#### Dataset rows ####
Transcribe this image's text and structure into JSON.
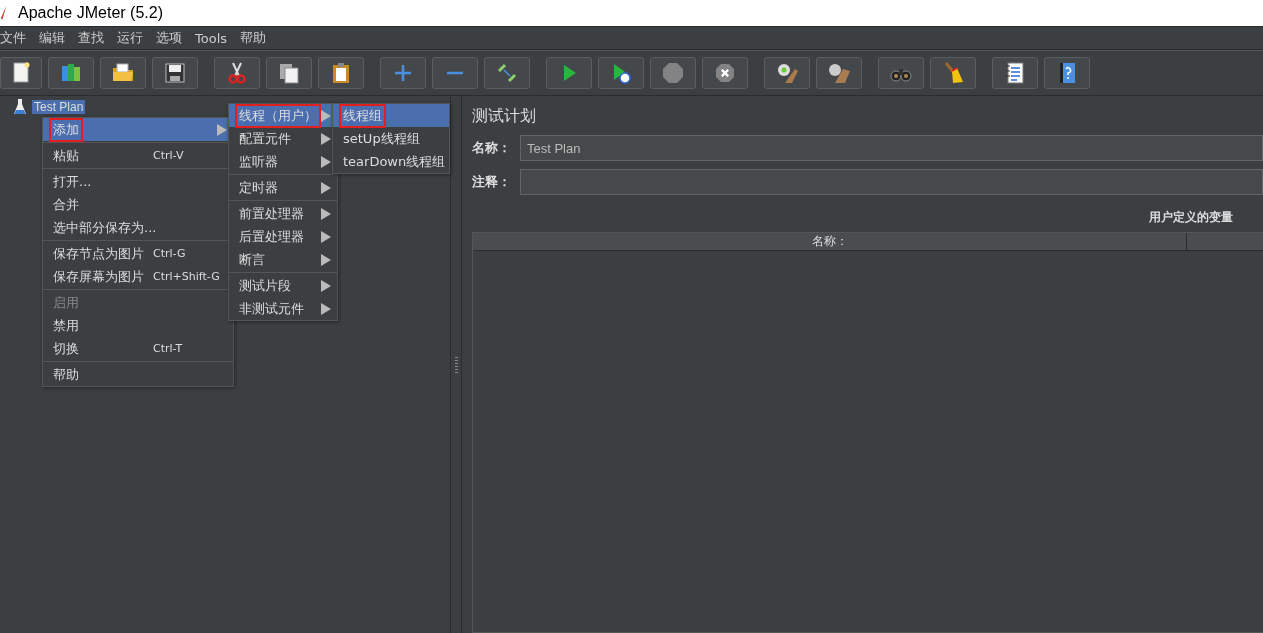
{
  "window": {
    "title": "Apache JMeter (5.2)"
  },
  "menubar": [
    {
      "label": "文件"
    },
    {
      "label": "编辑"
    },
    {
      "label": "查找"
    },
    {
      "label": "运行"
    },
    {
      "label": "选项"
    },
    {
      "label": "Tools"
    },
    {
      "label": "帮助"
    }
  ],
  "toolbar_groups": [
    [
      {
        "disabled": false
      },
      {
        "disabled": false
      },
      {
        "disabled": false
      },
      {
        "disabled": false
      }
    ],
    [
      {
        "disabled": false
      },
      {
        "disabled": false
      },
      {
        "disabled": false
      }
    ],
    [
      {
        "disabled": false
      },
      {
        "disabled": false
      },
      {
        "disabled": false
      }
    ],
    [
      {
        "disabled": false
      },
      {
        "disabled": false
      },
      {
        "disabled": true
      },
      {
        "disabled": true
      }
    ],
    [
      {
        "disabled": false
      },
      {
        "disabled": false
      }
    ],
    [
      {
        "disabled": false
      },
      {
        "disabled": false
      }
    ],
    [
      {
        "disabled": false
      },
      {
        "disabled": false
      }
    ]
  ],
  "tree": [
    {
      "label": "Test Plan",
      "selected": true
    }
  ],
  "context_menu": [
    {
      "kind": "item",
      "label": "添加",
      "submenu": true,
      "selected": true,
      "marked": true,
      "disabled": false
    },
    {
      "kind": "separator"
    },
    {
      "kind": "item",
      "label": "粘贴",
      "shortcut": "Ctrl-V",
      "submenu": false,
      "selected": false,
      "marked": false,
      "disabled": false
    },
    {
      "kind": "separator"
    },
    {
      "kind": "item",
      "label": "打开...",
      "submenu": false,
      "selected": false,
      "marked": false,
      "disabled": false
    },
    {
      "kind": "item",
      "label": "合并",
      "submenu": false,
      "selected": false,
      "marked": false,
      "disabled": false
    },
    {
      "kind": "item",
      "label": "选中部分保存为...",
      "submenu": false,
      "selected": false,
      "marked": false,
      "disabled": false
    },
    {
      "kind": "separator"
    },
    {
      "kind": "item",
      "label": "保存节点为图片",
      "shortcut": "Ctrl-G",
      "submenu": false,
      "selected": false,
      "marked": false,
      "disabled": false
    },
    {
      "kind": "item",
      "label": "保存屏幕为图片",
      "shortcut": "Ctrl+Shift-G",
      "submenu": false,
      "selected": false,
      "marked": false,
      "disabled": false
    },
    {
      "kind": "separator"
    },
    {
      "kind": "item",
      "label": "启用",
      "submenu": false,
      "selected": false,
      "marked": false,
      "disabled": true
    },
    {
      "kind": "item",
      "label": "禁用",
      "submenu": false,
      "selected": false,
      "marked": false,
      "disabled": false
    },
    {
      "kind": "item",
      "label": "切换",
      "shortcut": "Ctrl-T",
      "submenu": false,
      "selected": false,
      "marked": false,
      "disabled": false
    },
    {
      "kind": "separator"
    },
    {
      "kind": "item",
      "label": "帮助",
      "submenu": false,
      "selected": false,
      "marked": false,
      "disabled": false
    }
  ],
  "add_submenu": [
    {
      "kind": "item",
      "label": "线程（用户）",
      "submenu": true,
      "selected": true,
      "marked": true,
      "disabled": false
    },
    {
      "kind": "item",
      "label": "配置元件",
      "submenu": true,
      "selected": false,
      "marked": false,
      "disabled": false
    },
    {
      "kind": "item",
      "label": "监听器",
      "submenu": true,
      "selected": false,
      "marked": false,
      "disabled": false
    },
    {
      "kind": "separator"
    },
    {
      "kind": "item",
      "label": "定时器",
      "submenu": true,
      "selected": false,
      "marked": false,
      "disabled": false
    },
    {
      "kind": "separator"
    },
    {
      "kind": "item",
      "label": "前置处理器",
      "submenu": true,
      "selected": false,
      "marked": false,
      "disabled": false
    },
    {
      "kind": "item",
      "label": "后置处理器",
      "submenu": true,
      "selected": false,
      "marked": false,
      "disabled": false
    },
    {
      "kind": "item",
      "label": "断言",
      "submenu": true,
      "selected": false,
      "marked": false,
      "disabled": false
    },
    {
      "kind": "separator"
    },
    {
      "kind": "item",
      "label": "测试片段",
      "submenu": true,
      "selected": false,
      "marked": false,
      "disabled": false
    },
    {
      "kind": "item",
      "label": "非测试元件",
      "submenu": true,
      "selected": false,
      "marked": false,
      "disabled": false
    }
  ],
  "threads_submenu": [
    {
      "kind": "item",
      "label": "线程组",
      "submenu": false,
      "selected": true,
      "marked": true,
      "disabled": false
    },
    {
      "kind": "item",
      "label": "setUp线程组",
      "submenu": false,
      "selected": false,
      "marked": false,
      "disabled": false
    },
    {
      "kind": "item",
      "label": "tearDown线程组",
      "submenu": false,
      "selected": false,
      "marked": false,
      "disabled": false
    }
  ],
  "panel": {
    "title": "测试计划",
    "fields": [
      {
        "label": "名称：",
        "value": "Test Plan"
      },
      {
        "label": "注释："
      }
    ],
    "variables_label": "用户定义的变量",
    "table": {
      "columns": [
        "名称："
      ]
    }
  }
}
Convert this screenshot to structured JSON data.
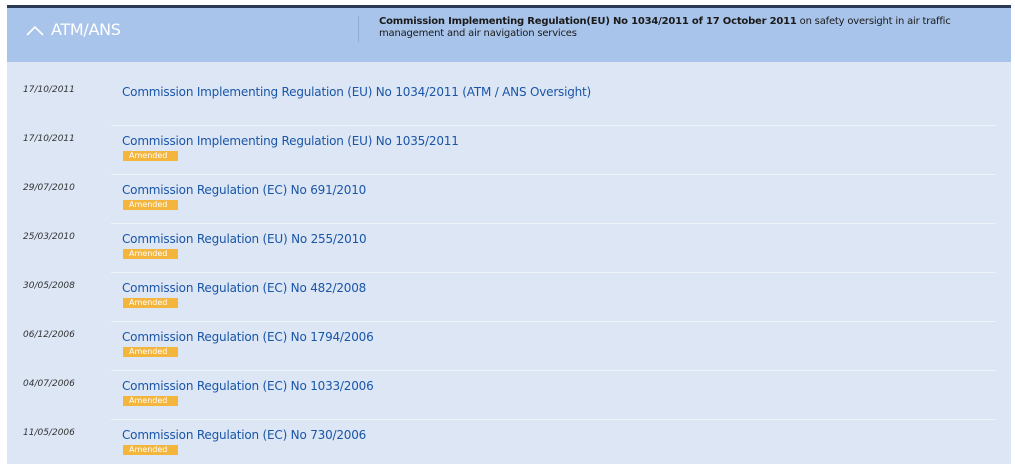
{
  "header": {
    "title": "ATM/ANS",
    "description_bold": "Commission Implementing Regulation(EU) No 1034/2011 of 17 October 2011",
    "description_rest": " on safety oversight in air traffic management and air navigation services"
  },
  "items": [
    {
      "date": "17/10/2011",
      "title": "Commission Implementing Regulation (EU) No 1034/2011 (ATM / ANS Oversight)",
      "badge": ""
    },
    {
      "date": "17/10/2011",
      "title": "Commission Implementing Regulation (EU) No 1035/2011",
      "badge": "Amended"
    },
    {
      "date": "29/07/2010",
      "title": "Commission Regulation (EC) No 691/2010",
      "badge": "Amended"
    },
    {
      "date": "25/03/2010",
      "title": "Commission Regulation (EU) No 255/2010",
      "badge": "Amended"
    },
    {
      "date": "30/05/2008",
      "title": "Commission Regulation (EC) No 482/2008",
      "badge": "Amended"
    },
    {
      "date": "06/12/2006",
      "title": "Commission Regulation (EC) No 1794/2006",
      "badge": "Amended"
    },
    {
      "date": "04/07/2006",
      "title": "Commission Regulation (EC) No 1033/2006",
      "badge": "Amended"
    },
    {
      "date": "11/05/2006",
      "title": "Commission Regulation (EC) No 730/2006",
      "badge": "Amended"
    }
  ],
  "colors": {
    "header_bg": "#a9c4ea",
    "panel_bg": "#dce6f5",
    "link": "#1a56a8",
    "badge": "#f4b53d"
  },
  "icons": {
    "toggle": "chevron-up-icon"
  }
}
####
▶ _Request_
Scan the data above and copy every line with "Regulation" in it.

▶ _Task result_
    "description_bold": "Commission Implementing Regulation(EU) No 1034/2011 of 17 October 2011",
      "title": "Commission Implementing Regulation (EU) No 1034/2011 (ATM / ANS Oversight)",
      "title": "Commission Implementing Regulation (EU) No 1035/2011",
      "title": "Commission Regulation (EC) No 691/2010",
      "title": "Commission Regulation (EU) No 255/2010",
      "title": "Commission Regulation (EC) No 482/2008",
      "title": "Commission Regulation (EC) No 1794/2006",
      "title": "Commission Regulation (EC) No 1033/2006",
      "title": "Commission Regulation (EC) No 730/2006",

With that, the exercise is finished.